> _Requirement_
Find the lines holding "условно" and copy them.
-- Start Data records --
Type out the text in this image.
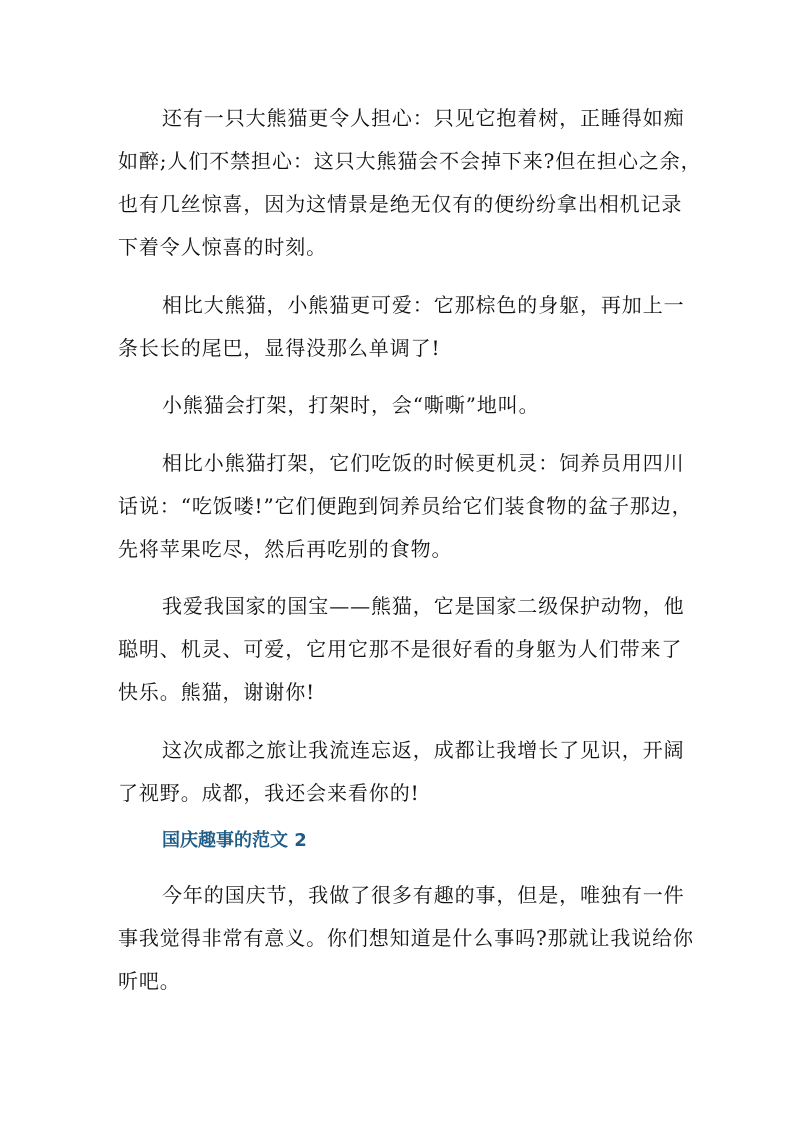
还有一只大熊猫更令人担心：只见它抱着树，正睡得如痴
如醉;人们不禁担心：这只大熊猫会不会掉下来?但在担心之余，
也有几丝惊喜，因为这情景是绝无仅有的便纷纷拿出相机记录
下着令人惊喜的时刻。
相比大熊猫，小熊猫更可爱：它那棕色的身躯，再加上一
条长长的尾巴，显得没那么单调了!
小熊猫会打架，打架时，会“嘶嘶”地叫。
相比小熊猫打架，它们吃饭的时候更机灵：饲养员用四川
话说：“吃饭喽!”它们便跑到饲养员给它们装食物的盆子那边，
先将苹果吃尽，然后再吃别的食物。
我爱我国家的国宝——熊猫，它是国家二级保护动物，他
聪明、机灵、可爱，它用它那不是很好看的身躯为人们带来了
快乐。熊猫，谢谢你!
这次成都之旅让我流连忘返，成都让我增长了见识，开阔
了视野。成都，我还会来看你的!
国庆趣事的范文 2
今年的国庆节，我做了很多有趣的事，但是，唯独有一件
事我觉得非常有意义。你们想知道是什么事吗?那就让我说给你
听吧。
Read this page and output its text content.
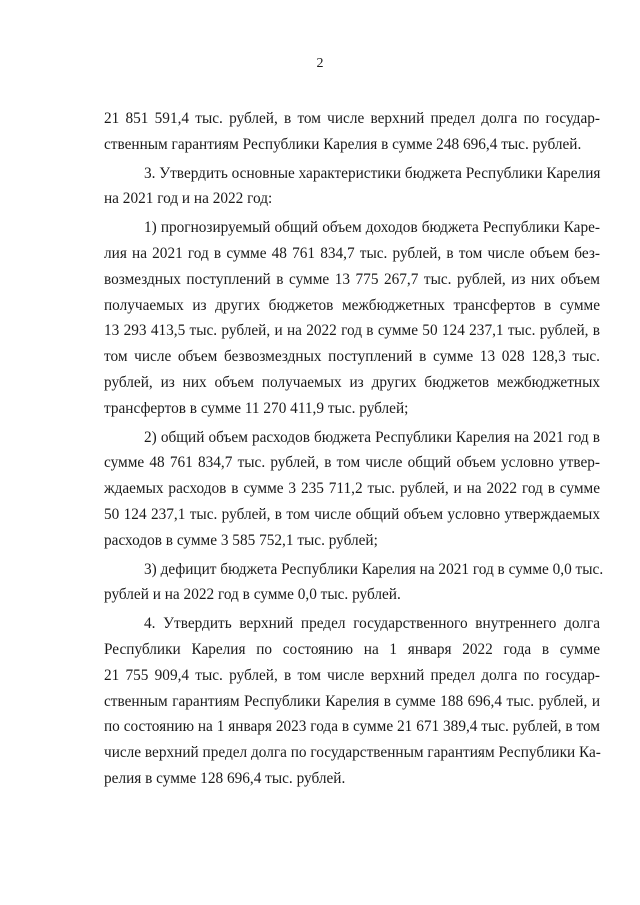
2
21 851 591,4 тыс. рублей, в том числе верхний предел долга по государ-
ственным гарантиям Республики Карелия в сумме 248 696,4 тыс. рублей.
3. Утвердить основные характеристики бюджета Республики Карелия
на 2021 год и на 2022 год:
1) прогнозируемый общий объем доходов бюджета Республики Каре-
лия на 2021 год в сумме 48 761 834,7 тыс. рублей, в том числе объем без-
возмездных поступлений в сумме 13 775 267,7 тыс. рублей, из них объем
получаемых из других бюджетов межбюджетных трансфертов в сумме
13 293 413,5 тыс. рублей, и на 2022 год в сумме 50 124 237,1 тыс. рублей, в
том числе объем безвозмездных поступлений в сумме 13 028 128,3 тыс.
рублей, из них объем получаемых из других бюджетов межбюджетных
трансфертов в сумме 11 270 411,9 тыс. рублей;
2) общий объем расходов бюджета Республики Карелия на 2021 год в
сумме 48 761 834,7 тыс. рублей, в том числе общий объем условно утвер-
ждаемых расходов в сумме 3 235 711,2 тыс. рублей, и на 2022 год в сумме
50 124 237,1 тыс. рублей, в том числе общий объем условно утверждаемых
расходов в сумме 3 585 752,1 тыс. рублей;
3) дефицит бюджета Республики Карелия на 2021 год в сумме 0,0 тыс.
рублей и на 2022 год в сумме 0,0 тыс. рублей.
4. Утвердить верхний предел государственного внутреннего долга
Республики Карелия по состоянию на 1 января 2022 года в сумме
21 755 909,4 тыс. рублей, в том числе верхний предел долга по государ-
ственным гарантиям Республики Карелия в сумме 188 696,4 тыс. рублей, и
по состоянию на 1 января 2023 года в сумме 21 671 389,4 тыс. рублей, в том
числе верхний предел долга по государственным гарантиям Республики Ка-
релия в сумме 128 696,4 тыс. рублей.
-- End Data records --
-- Start Data records --
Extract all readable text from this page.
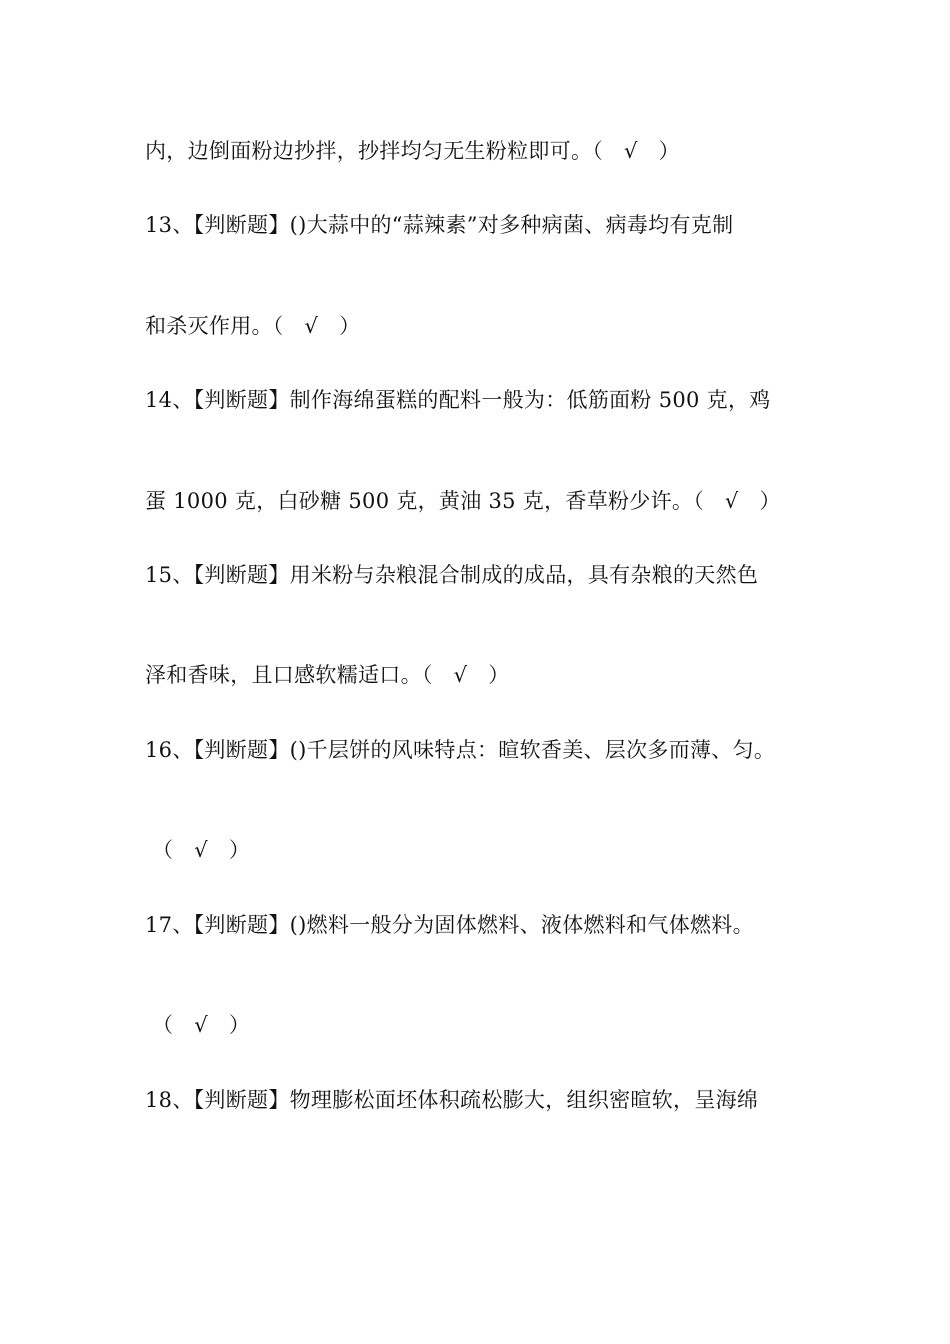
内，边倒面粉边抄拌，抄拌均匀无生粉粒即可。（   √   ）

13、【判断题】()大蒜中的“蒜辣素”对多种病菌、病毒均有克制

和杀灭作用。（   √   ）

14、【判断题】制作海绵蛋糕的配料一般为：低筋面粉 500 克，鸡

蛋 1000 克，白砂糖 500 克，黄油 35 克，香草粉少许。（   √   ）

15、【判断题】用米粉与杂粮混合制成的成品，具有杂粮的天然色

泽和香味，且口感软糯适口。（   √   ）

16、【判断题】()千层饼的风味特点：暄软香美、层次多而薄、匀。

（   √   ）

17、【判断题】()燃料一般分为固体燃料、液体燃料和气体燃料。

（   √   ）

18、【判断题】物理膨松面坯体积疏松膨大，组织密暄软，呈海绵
-- End Data records --
> _In response_
сумме 48 761 834,7 тыс. рублей, в том числе общий объем условно утвер-
50 124 237,1 тыс. рублей, в том числе общий объем условно утверждаемых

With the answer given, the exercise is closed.